++++ Dataset ++++

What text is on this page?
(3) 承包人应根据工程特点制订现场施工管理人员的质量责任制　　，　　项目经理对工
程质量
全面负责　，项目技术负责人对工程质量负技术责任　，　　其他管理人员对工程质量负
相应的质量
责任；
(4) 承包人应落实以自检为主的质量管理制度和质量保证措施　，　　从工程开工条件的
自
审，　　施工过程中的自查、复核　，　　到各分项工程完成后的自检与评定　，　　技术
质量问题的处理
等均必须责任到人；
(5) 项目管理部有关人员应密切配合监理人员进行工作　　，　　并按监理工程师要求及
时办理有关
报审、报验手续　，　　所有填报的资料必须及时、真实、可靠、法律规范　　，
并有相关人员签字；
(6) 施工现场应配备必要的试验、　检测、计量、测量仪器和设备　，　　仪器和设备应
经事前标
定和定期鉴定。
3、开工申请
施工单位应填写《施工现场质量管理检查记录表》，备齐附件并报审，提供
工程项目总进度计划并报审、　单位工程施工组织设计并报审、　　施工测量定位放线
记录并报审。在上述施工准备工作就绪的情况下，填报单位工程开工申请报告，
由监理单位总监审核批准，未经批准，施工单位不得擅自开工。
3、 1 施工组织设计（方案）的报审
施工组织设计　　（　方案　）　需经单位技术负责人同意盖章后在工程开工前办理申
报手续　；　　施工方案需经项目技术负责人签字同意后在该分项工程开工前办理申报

++++

# Task statement
Your task is to return the full listing exactly as it was given.

# Problem solution
What text is on this page?
(3) 承包人应根据工程特点制订现场施工管理人员的质量责任制　　，　　项目经理对工
程质量
全面负责　，项目技术负责人对工程质量负技术责任　，　　其他管理人员对工程质量负
相应的质量
责任；
(4) 承包人应落实以自检为主的质量管理制度和质量保证措施　，　　从工程开工条件的
自
审，　　施工过程中的自查、复核　，　　到各分项工程完成后的自检与评定　，　　技术
质量问题的处理
等均必须责任到人；
(5) 项目管理部有关人员应密切配合监理人员进行工作　　，　　并按监理工程师要求及
时办理有关
报审、报验手续　，　　所有填报的资料必须及时、真实、可靠、法律规范　　，
并有相关人员签字；
(6) 施工现场应配备必要的试验、　检测、计量、测量仪器和设备　，　　仪器和设备应
经事前标
定和定期鉴定。
3、开工申请
施工单位应填写《施工现场质量管理检查记录表》，备齐附件并报审，提供
工程项目总进度计划并报审、　单位工程施工组织设计并报审、　　施工测量定位放线
记录并报审。在上述施工准备工作就绪的情况下，填报单位工程开工申请报告，
由监理单位总监审核批准，未经批准，施工单位不得擅自开工。
3、 1 施工组织设计（方案）的报审
施工组织设计　　（　方案　）　需经单位技术负责人同意盖章后在工程开工前办理申
报手续　；　　施工方案需经项目技术负责人签字同意后在该分项工程开工前办理申报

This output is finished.